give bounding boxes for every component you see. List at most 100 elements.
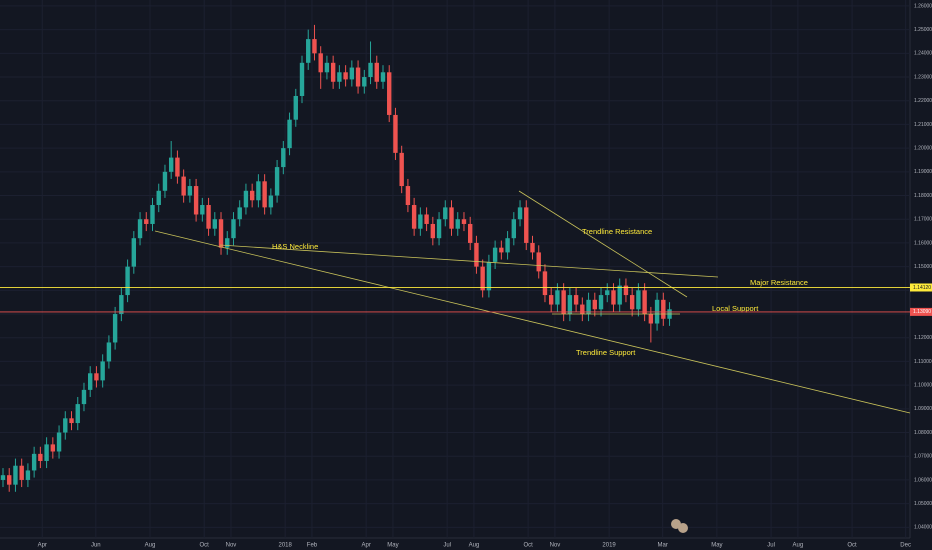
annotation: Trendline Resistance [582,227,652,236]
candle-body [480,266,485,291]
x-tick-label: Dec [900,543,911,549]
candle-body [343,72,348,80]
candle-body [212,219,217,229]
candle-body [218,219,224,248]
candle-body [636,290,641,310]
x-tick-label: Aug [469,543,480,549]
candle-body [443,207,448,220]
candle-body [156,190,161,206]
candle-body [293,95,298,120]
x-tick-label: Apr [38,543,47,549]
x-tick-label: Oct [847,543,857,549]
candle-body [31,453,37,471]
candle-body [393,114,398,153]
candle-body [94,373,99,381]
candle-body [337,72,342,82]
candle-body [387,72,392,115]
candle-body [623,285,629,296]
candle-body [324,62,330,73]
candle-body [299,62,305,96]
x-tick-label: 2019 [602,543,616,549]
candle-body [598,295,604,310]
y-tick-label: 1.11000 [914,359,932,365]
price-level-label: 1.13090 [913,309,931,315]
candle-body [193,186,199,215]
candle-body [430,223,436,239]
trendline-resistance [518,190,688,298]
candle-body [349,67,355,80]
candle-body [355,67,361,87]
candle-body [542,271,548,296]
y-tick-label: 1.21000 [914,122,932,128]
candle-body [268,195,274,208]
candle-body [256,181,261,201]
candle-body [455,219,460,229]
y-tick-label: 1.05000 [914,501,932,507]
candle-body [524,207,529,243]
candle-body [436,219,442,239]
y-tick-label: 1.25000 [914,27,932,33]
candle-body [499,247,504,253]
candle-body [7,475,12,485]
candle-body [274,167,280,196]
candle-body [474,242,479,267]
candle-body [573,295,579,305]
candle-body [287,119,292,149]
candle-body [44,444,49,461]
x-tick-label: May [711,543,722,549]
y-tick-label: 1.09000 [914,406,932,412]
candle-body [374,62,379,82]
y-tick-label: 1.22000 [914,98,932,104]
candle-body [150,205,155,224]
axes: 1.26000 1.25000 1.24000 1.23000 1.22000 1.210… [0,3,932,549]
candle-body [38,453,43,461]
candle-body [318,53,323,73]
x-tick-label: Jul [767,543,775,549]
y-tick-label: 1.06000 [914,477,932,483]
candle-body [162,171,168,191]
candle-body [88,373,93,390]
candle-body [181,176,186,196]
y-tick-label: 1.17000 [914,217,932,223]
candle-body [144,219,149,224]
price-level-tag [910,283,932,292]
trendline-support [154,230,911,414]
candle-body [611,290,616,305]
annotation: Trendline Support [576,348,636,357]
annotation: Major Resistance [750,278,808,287]
candle-body [617,285,622,305]
candle-body [642,290,647,315]
y-tick-label: 1.12000 [914,335,932,341]
y-tick-label: 1.15000 [914,264,932,270]
drawings: Trendline Resistance H&S Neckline Major … [154,190,911,533]
candle-body [592,299,597,310]
candle-body [306,39,311,63]
y-tick-label: 1.19000 [914,169,932,175]
candles [0,24,672,492]
candle-body [561,290,566,315]
candle-body [399,152,404,187]
candle-body [567,295,573,315]
candle-body [56,432,62,452]
x-tick-label: Jul [443,543,451,549]
y-tick-label: 1.20000 [914,145,932,151]
x-tick-label: Oct [523,543,533,549]
candle-body [249,190,255,201]
candle-body [580,304,585,315]
annotation: H&S Neckline [272,242,318,251]
candle-body [112,314,118,343]
candle-body [312,39,317,54]
candle-body [362,77,367,87]
candle-body [81,389,87,405]
candle-body [536,252,541,272]
candle-body [0,475,6,480]
candle-body [629,295,635,310]
y-tick-label: 1.16000 [914,240,932,246]
x-tick-label: Oct [200,543,210,549]
candle-body [530,242,535,253]
y-tick-label: 1.10000 [914,382,932,388]
candle-body [648,314,654,324]
y-tick-label: 1.23000 [914,74,932,80]
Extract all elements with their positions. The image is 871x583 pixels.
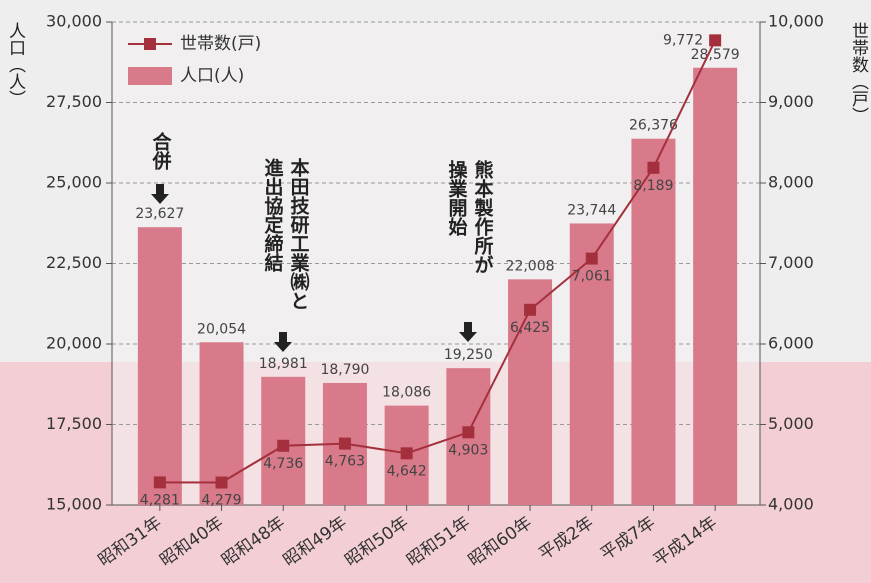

REQUEST: Express every line of the listing above as a JSON list of strings, one string per line, with blank lines omitted. Leave the pictures out of the answer.

CORRECT OUTPUT:
[
  "give bounding boxes for every component you see. List at most 100 elements.",
  "annotation: Trendline Resistance [582,227,652,236]",
  "candle-body [480,266,485,291]",
  "x-tick-label: Dec [900,543,911,549]",
  "candle-body [343,72,348,80]",
  "candle-body [212,219,217,229]",
  "candle-body [218,219,224,248]",
  "candle-body [636,290,641,310]",
  "x-tick-label: Aug [469,543,480,549]",
  "candle-body [443,207,448,220]",
  "candle-body [156,190,161,206]",
  "candle-body [293,95,298,120]",
  "x-tick-label: Apr [38,543,47,549]",
  "x-tick-label: Oct [847,543,857,549]",
  "candle-body [31,453,37,471]",
  "candle-body [393,114,398,153]",
  "candle-body [94,373,99,381]",
  "candle-body [337,72,342,82]",
  "candle-body [387,72,392,115]",
  "candle-body [623,285,629,296]",
  "candle-body [324,62,330,73]",
  "candle-body [299,62,305,96]",
  "x-tick-label: 2019 [602,543,616,549]",
  "candle-body [598,295,604,310]",
  "y-tick-label: 1.11000 [914,359,932,365]",
  "price-level-label: 1.13090 [913,309,931,315]",
  "candle-body [193,186,199,215]",
  "candle-body [430,223,436,239]",
  "trendline-resistance [518,190,688,298]",
  "candle-body [349,67,355,80]",
  "candle-body [355,67,361,87]",
  "candle-body [542,271,548,296]",
  "y-tick-label: 1.21000 [914,122,932,128]",
  "candle-body [268,195,274,208]",
  "candle-body [256,181,261,201]",
  "candle-body [455,219,460,229]",
  "y-tick-label: 1.05000 [914,501,932,507]",
  "candle-body [524,207,529,243]",
  "candle-body [436,219,442,239]",
  "y-tick-label: 1.25000 [914,27,932,33]",
  "candle-body [499,247,504,253]",
  "candle-body [7,475,12,485]",
  "candle-body [274,167,280,196]",
  "candle-body [474,242,479,267]",
  "candle-body [573,295,579,305]",
  "candle-body [287,119,292,149]",
  "candle-body [44,444,49,461]",
  "x-tick-label: May [711,543,722,549]",
  "y-tick-label: 1.09000 [914,406,932,412]",
  "candle-body [374,62,379,82]",
  "y-tick-label: 1.22000 [914,98,932,104]",
  "candle-body [150,205,155,224]",
  "axes: 1.26000 1.25000 1.24000 1.23000 1.22000 1.210… [0,3,932,549]",
  "candle-body [38,453,43,461]",
  "candle-body [318,53,323,73]",
  "x-tick-label: Jul [767,543,775,549]",
  "y-tick-label: 1.06000 [914,477,932,483]",
  "candle-body [162,171,168,191]",
  "candle-body [88,373,93,390]",
  "candle-body [181,176,186,196]",
  "y-tick-label: 1.17000 [914,217,932,223]",
  "candle-body [144,219,149,224]",
  "price-level-tag [910,283,932,292]",
  "trendline-support [154,230,911,414]",
  "candle-body [611,290,616,305]",
  "annotation: Trendline Support [576,348,636,357]",
  "annotation: Major Resistance [750,278,808,287]",
  "candle-body [617,285,622,305]",
  "candle-body [642,290,647,315]",
  "y-tick-label: 1.12000 [914,335,932,341]",
  "y-tick-label: 1.15000 [914,264,932,270]",
  "drawings: Trendline Resistance H&S Neckline Major … [154,190,911,533]",
  "candle-body [592,299,597,310]",
  "candle-body [306,39,311,63]",
  "y-tick-label: 1.19000 [914,169,932,175]",
  "candles [0,24,672,492]",
  "candle-body [561,290,566,315]",
  "candle-body [399,152,404,187]",
  "candle-body [567,295,573,315]",
  "candle-body [56,432,62,452]",
  "x-tick-label: Jul [443,543,451,549]",
  "y-tick-label: 1.20000 [914,145,932,151]",
  "x-tick-label: Oct [523,543,533,549]",
  "candle-body [249,190,255,201]",
  "candle-body [580,304,585,315]",
  "annotation: H&S Neckline [272,242,318,251]",
  "candle-body [112,314,118,343]",
  "candle-body [312,39,317,54]",
  "candle-body [362,77,367,87]",
  "candle-body [81,389,87,405]",
  "candle-body [536,252,541,272]",
  "candle-body [0,475,6,480]",
  "candle-body [629,295,635,310]",
  "y-tick-label: 1.16000 [914,240,932,246]",
  "x-tick-label: Oct [200,543,210,549]",
  "candle-body [530,242,535,253]",
  "y-tick-label: 1.10000 [914,382,932,388]",
  "candle-body [648,314,654,324]",
  "y-tick-label: 1.23000 [914,74,932,80]",
  "Extract all elements with their positions. The image is 871x583 pixels."
]